Excerpt to read:
::::::::::
# Awaiting fulfillment



## ThriLL (Jul 25, 2010)

Sorry if this has been asked a lot already, but what does it mean exactly? The payment's already been taken from my account, so does it mean they're preparing my order?


----------



## The Catboy (Jul 25, 2010)

That's pretty much what it means. They are just finishing up the rest of the packing and such, then getting it ready for shipping.


----------



## janeyuyi (Jul 25, 2010)

you must know that there have no shipping in weekend.


----------



## derrickchai39 (Jul 25, 2010)

Im not sure if i can ask this here or not, but i paid 2.11$ for HK shipping with a tracking number, but i have not recieved a tracking number? I could be looking in the wrong place, but can some direct me?


----------



## RupeeClock (Jul 25, 2010)

The tracking number should be provided in an invoice email.
I'm not sure but they may also be a tracking number in your account, checking your orders.


----------



## Blaze163 (Jul 25, 2010)

Sounds like something you want to hear from a young lady led on your bed sans clothing.


----------



## ProtoKun7 (Jul 25, 2010)

Er...did you confuse threads or something?


----------



## Blaze163 (Jul 25, 2010)

No. Did you not get the joke?


----------



## ProtoKun7 (Jul 26, 2010)

I wondered but I wasn't entirely sure.

Anyway, not intending to veer off at this point.


----------



## The Pi (Jul 26, 2010)

Blaze163 said:
			
		

> Sounds like something you want to hear from a young lady led on your bed sans clothing.


----------



## derrickchai39 (Jul 26, 2010)

update: it says tracking number unavailable..... in the email.

I bought a supercard DSTWO from shoptemp. $34.95USD and bill came out $36.95USD. Therefore i have paid 2$ for my HK registered airmail. Under more info, or FAQ it says: "This method ensures that your parcel is *registered and a tracking number* is given to you  to let you track the parcel during the shipping process. The tracking number is sent to you by email automatically, and you may also find it at any time from the order status page."

Howcome?


----------



## seedvt (Jul 26, 2010)

derrickchai39 said:
			
		

> update: it says tracking number unavailable..... in the email.
> 
> I bought a supercard DSTWO from shoptemp. $34.95USD and bill came out $36.95USD. Therefore i have paid 2$ for my HK registered airmail. Under more info, or FAQ it says: "This method ensures that your parcel is *registered and a tracking number* is given to you  to let you track the parcel during the shipping process. The tracking number is sent to you by email automatically, and you may also find it at any time from the order status page."
> 
> Howcome?



Give it a day or two for the tracking number to be registered in the HK Mail database.  If it still doesn't show up, then I'd suggest you give a shout out to the ShopTemp support.


----------



## derrickchai39 (Jul 26, 2010)

I ordered on Friday, so today is the 2nd day. I have left a ticket already but no answer. Maybe they dont work on weekends? isnt it 24/7 though?


----------



## janeyuyi (Jul 26, 2010)

yes,they go back to work on Monday.


----------



## RupeeClock (Jul 27, 2010)

Come to think of it, I've never received any affiliation funds during a saturday or sunday.
It seems they really are away during the weekend, but orders placed during then are dealt with when they get back.


----------
::::::::::
Excerpted records:
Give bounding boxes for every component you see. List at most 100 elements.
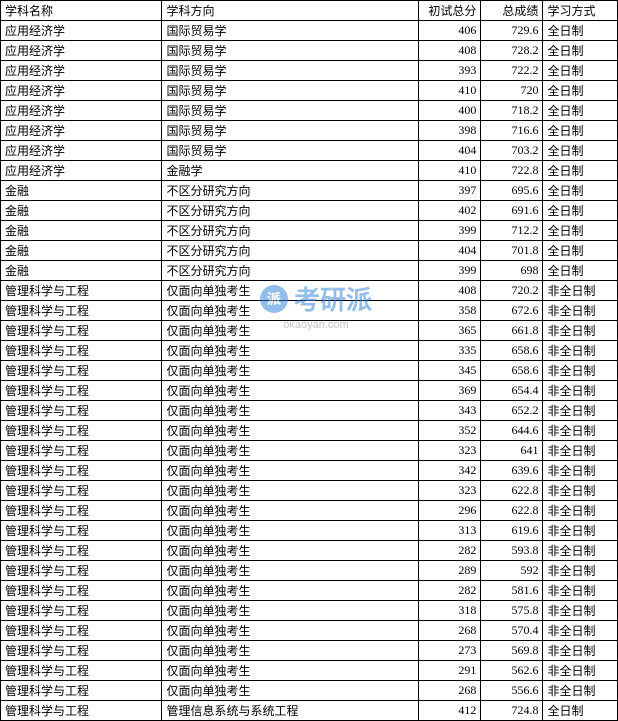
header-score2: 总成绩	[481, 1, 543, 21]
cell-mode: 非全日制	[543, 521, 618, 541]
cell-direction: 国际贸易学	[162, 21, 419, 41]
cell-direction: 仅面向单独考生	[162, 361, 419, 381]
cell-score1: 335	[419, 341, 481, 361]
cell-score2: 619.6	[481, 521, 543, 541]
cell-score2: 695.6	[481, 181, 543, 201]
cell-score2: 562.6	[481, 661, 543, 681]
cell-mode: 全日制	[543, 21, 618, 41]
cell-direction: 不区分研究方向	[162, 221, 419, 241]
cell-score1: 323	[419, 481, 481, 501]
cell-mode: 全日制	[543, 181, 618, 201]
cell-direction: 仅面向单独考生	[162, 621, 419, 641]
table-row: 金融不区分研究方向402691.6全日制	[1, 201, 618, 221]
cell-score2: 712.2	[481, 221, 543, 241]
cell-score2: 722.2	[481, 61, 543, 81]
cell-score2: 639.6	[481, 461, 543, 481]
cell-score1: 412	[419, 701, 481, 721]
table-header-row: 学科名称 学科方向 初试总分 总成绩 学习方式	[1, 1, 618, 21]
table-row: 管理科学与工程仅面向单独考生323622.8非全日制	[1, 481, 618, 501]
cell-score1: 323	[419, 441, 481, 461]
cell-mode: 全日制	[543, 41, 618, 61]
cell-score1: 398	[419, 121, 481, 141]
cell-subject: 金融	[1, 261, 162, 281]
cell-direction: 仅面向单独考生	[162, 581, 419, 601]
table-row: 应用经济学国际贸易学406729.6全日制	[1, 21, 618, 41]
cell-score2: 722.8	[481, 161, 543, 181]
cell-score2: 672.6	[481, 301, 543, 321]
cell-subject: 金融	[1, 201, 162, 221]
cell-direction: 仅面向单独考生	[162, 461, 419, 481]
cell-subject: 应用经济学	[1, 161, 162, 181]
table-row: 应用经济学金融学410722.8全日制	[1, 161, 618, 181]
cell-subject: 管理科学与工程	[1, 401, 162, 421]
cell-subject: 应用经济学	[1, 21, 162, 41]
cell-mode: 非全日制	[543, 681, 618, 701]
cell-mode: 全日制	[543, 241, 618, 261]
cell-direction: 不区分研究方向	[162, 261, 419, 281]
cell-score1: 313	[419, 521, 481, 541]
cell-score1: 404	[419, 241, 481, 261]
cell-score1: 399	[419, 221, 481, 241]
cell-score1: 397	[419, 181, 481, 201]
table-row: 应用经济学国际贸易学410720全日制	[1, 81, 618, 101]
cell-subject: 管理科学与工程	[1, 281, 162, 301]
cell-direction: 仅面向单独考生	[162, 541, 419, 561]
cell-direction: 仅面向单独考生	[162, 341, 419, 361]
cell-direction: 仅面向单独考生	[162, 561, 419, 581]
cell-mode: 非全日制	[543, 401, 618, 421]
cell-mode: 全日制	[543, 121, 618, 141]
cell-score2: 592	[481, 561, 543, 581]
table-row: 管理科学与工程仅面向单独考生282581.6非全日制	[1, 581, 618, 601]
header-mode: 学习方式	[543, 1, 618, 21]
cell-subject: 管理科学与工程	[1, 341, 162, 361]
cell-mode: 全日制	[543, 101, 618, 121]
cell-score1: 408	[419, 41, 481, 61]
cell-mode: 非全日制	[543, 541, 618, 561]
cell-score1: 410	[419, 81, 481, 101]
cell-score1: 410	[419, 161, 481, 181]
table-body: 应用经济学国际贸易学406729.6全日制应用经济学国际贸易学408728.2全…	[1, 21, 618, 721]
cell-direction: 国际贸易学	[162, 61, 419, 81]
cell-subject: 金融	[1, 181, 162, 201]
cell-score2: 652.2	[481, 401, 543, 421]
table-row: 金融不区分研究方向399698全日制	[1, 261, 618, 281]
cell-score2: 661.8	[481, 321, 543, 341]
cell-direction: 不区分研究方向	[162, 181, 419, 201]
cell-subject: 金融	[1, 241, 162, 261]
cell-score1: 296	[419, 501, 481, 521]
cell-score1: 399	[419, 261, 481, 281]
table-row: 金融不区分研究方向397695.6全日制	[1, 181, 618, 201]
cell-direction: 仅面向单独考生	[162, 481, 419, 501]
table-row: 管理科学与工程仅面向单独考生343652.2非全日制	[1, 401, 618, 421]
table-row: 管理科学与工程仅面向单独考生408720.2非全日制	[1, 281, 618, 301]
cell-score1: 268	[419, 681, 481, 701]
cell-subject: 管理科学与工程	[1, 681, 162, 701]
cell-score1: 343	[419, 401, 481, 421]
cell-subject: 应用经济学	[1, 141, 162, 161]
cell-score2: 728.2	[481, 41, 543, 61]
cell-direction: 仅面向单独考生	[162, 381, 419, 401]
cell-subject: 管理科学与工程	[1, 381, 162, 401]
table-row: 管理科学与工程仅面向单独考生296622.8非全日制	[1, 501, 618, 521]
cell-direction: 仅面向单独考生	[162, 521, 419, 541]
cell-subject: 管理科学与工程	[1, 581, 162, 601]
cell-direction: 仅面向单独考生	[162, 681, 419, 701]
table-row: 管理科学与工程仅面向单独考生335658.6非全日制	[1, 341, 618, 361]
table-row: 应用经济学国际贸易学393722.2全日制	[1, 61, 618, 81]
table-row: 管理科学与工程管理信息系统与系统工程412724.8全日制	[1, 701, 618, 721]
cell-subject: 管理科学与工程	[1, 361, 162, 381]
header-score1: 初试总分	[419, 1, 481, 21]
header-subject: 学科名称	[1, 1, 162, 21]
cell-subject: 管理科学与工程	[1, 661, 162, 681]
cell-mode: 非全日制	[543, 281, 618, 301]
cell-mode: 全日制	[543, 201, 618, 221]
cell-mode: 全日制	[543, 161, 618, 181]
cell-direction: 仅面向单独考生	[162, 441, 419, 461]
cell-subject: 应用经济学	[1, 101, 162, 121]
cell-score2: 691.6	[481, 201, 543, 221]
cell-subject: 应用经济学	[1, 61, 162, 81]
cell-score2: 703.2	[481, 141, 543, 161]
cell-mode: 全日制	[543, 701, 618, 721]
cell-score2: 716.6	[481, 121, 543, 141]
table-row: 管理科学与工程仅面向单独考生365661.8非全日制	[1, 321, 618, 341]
::::::::::
What needs to be done: Reproduce the order-fulfillment thread verbatim from "That's pretty much" up to and including "janeyuyi (Jul 25, 2010)". The items are separate material and have no connection to the order-fulfillment thread.

Task answer:
That's pretty much what it means. They are just finishing up the rest of the packing and such, then getting it ready for shipping.


----------



## janeyuyi (Jul 25, 2010)